- Exercise description -
Reproduce each line of the material exactly, minus any picture.

- Data for the task -
□ □ □

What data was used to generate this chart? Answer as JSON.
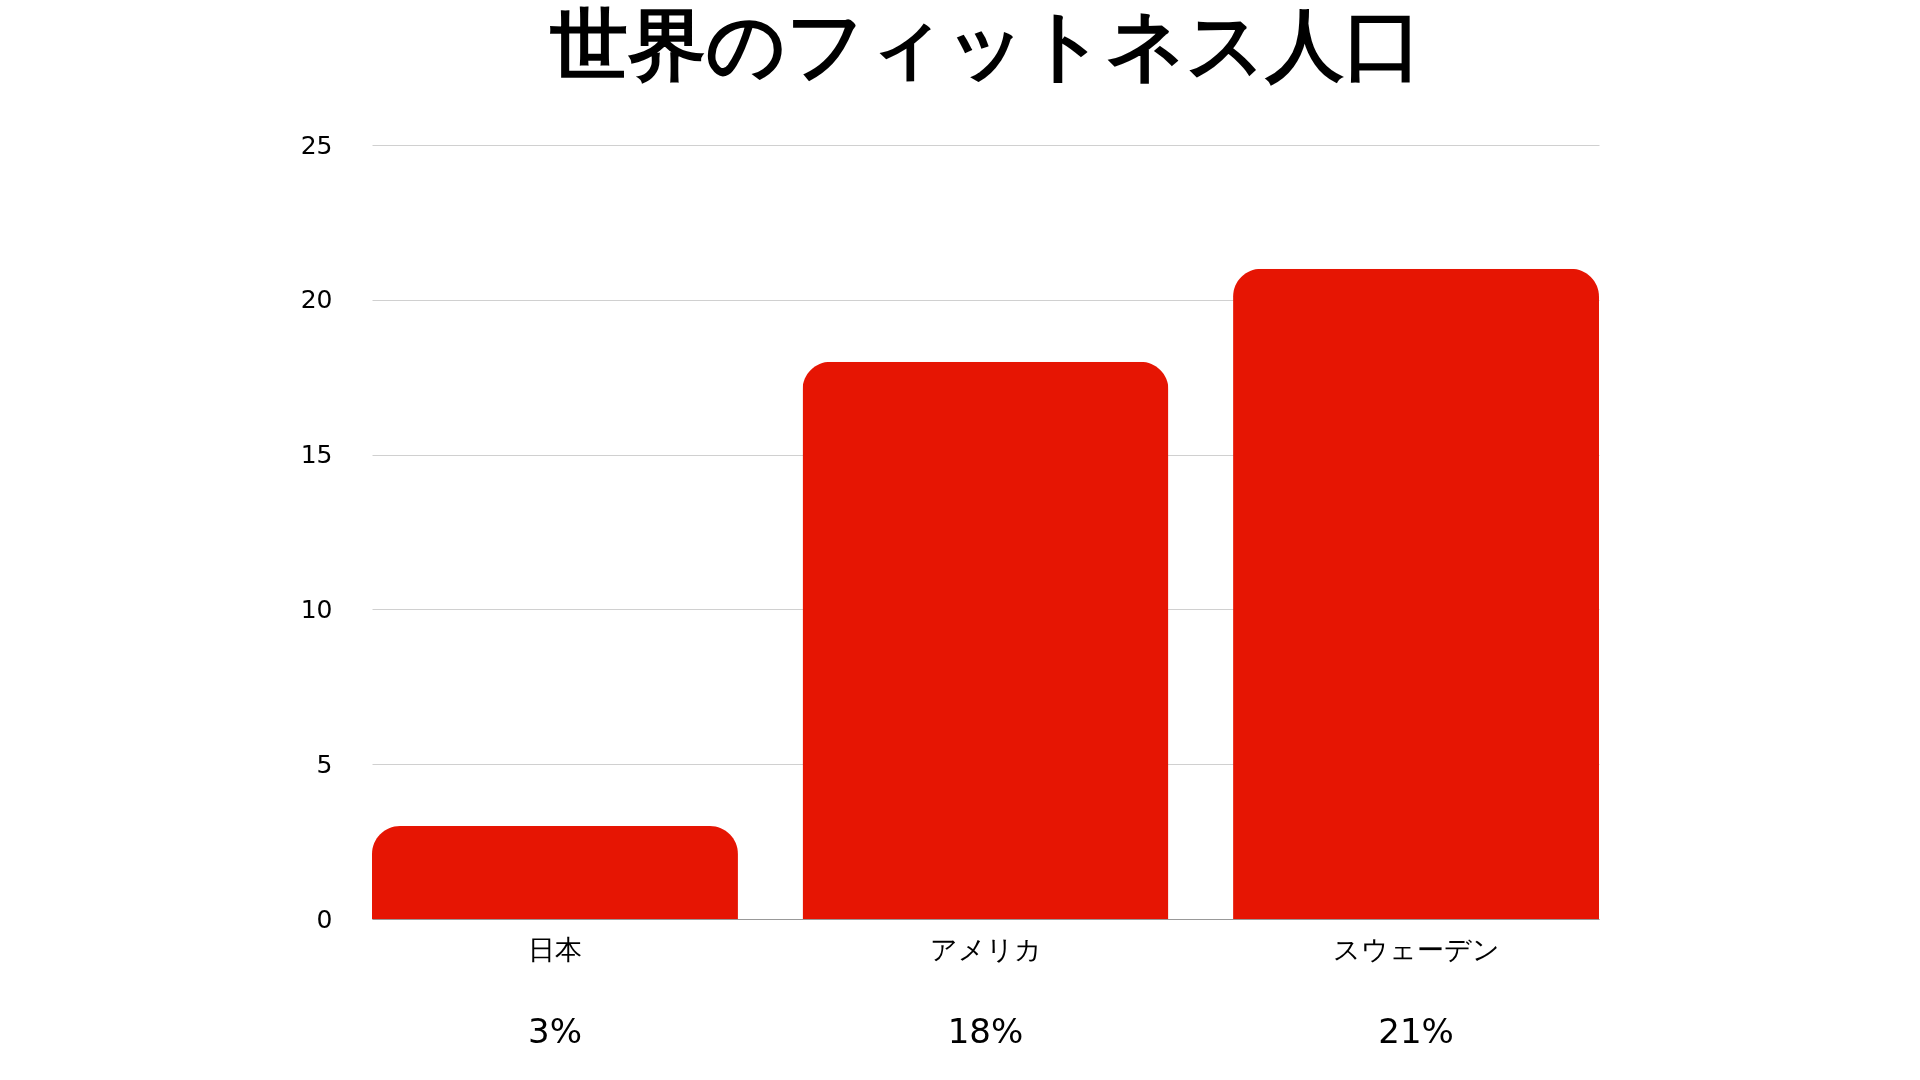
{
  "chart_data": {
    "type": "bar",
    "title": "世界のフィットネス人口",
    "categories": [
      "日本",
      "アメリカ",
      "スウェーデン"
    ],
    "values": [
      3,
      18,
      21
    ],
    "value_labels": [
      "3%",
      "18%",
      "21%"
    ],
    "color": "#e61503",
    "ylim": [
      0,
      25
    ],
    "yticks": [
      0,
      5,
      10,
      15,
      20,
      25
    ],
    "grid": "y"
  }
}
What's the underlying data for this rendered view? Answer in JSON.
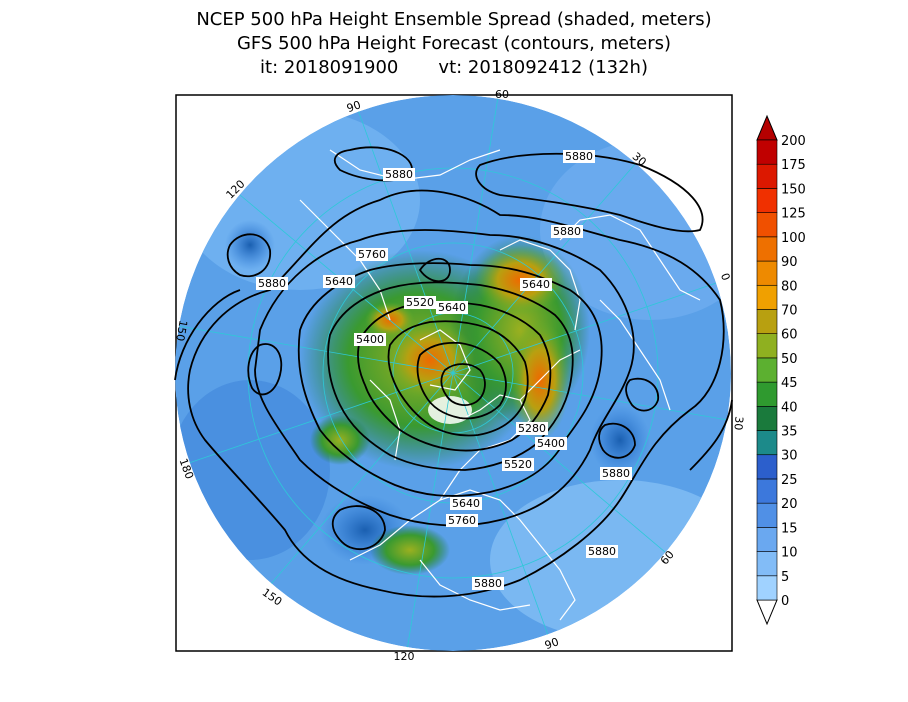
{
  "titles": {
    "line1": "NCEP 500 hPa Height Ensemble Spread (shaded, meters)",
    "line2": "GFS 500 hPa Height Forecast (contours, meters)",
    "line3": "it: 2018091900       vt: 2018092412 (132h)"
  },
  "longitude_labels": [
    "60",
    "30",
    "0",
    "30",
    "60",
    "90",
    "120",
    "150",
    "180",
    "150",
    "120",
    "90"
  ],
  "contour_labels": [
    "5880",
    "5880",
    "5880",
    "5880",
    "5880",
    "5880",
    "5880",
    "5880",
    "5760",
    "5760",
    "5640",
    "5640",
    "5640",
    "5640",
    "5520",
    "5520",
    "5400",
    "5400",
    "5280"
  ],
  "colorbar": {
    "levels": [
      "0",
      "5",
      "10",
      "15",
      "20",
      "25",
      "30",
      "35",
      "40",
      "45",
      "50",
      "60",
      "70",
      "80",
      "90",
      "100",
      "125",
      "150",
      "175",
      "200"
    ],
    "colors": [
      "#a0d2ff",
      "#82bcf7",
      "#6aa8f0",
      "#5090e6",
      "#3c78dc",
      "#2c5fcc",
      "#1c8a8a",
      "#1a7a3c",
      "#2f9a2f",
      "#5cb030",
      "#8fb020",
      "#b8a010",
      "#f0a000",
      "#ee8a00",
      "#ee7000",
      "#f05000",
      "#f03000",
      "#dc1800",
      "#c00000"
    ],
    "under_color": "#ffffff",
    "over_color": "#b40000"
  },
  "colors": {
    "ocean_spread": "#5aa0e8",
    "coast": "#ffffff",
    "contour": "#000000",
    "graticule": "#2ec8d8"
  }
}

□ □ □

- Result for this exercise -
What data was used to generate this chart? Answer as JSON.
{
  "chart_data": {
    "type": "bar",
    "title": "世界のフィットネス人口",
    "categories": [
      "日本",
      "アメリカ",
      "スウェーデン"
    ],
    "values": [
      3,
      18,
      21
    ],
    "value_labels": [
      "3%",
      "18%",
      "21%"
    ],
    "color": "#e61503",
    "ylim": [
      0,
      25
    ],
    "yticks": [
      0,
      5,
      10,
      15,
      20,
      25
    ],
    "grid": "y"
  }
}
What's the underlying data for this rendered view? Answer in JSON.
{
  "titles": {
    "line1": "NCEP 500 hPa Height Ensemble Spread (shaded, meters)",
    "line2": "GFS 500 hPa Height Forecast (contours, meters)",
    "line3": "it: 2018091900       vt: 2018092412 (132h)"
  },
  "longitude_labels": [
    "60",
    "30",
    "0",
    "30",
    "60",
    "90",
    "120",
    "150",
    "180",
    "150",
    "120",
    "90"
  ],
  "contour_labels": [
    "5880",
    "5880",
    "5880",
    "5880",
    "5880",
    "5880",
    "5880",
    "5880",
    "5760",
    "5760",
    "5640",
    "5640",
    "5640",
    "5640",
    "5520",
    "5520",
    "5400",
    "5400",
    "5280"
  ],
  "colorbar": {
    "levels": [
      "0",
      "5",
      "10",
      "15",
      "20",
      "25",
      "30",
      "35",
      "40",
      "45",
      "50",
      "60",
      "70",
      "80",
      "90",
      "100",
      "125",
      "150",
      "175",
      "200"
    ],
    "colors": [
      "#a0d2ff",
      "#82bcf7",
      "#6aa8f0",
      "#5090e6",
      "#3c78dc",
      "#2c5fcc",
      "#1c8a8a",
      "#1a7a3c",
      "#2f9a2f",
      "#5cb030",
      "#8fb020",
      "#b8a010",
      "#f0a000",
      "#ee8a00",
      "#ee7000",
      "#f05000",
      "#f03000",
      "#dc1800",
      "#c00000"
    ],
    "under_color": "#ffffff",
    "over_color": "#b40000"
  },
  "colors": {
    "ocean_spread": "#5aa0e8",
    "coast": "#ffffff",
    "contour": "#000000",
    "graticule": "#2ec8d8"
  }
}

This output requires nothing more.